**Stated task**
Every line of the data that contains the string "projects" must be copied.

Data entries:
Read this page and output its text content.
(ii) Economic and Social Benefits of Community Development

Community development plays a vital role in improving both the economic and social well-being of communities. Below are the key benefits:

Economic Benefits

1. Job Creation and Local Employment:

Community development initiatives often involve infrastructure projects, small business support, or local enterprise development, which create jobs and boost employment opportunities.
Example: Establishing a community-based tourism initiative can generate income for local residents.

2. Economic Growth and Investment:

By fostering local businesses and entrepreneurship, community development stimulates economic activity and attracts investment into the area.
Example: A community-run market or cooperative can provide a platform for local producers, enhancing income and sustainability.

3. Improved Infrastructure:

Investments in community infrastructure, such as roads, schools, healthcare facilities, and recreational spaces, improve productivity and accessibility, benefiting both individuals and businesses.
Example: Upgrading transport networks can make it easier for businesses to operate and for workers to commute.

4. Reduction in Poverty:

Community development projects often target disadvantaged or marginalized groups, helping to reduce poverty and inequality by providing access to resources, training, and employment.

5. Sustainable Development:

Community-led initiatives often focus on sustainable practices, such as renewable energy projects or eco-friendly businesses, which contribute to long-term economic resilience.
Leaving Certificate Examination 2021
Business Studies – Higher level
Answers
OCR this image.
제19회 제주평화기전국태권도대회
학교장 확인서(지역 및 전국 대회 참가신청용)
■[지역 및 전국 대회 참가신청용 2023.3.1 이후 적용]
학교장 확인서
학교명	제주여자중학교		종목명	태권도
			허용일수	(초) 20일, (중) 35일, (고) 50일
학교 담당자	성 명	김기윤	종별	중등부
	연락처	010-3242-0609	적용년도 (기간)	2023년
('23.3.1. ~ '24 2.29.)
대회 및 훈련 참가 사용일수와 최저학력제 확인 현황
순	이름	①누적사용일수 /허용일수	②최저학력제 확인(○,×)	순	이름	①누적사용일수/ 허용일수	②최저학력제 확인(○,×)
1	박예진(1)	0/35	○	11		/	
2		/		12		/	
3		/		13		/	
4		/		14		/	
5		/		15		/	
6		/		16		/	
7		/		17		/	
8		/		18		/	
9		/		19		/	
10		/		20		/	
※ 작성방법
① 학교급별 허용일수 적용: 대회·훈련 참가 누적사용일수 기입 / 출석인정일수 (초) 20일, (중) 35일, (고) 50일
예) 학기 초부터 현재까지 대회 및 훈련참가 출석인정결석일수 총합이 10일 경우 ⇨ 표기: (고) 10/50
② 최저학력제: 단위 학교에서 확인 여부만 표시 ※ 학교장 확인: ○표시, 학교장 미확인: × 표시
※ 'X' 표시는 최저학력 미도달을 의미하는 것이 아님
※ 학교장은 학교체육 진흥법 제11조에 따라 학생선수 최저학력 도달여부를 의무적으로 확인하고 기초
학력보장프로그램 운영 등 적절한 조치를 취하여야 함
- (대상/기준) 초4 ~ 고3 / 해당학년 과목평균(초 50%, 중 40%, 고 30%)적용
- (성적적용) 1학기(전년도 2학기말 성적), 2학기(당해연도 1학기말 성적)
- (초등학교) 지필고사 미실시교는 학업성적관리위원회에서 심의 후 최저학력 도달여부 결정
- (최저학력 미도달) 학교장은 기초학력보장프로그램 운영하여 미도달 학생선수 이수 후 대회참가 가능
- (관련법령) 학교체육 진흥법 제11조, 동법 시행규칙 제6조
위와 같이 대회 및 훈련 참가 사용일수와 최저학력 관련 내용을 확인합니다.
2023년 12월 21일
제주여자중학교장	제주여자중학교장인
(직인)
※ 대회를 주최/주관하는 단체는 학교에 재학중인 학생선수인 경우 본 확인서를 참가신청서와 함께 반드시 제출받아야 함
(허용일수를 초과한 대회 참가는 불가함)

**Problem solution**
Community development initiatives often involve infrastructure projects, small business support, or local enterprise development, which create jobs and boost employment opportunities.
Community development projects often target disadvantaged or marginalized groups, helping to reduce poverty and inequality by providing access to resources, training, and employment.
Community-led initiatives often focus on sustainable practices, such as renewable energy projects or eco-friendly businesses, which contribute to long-term economic resilience.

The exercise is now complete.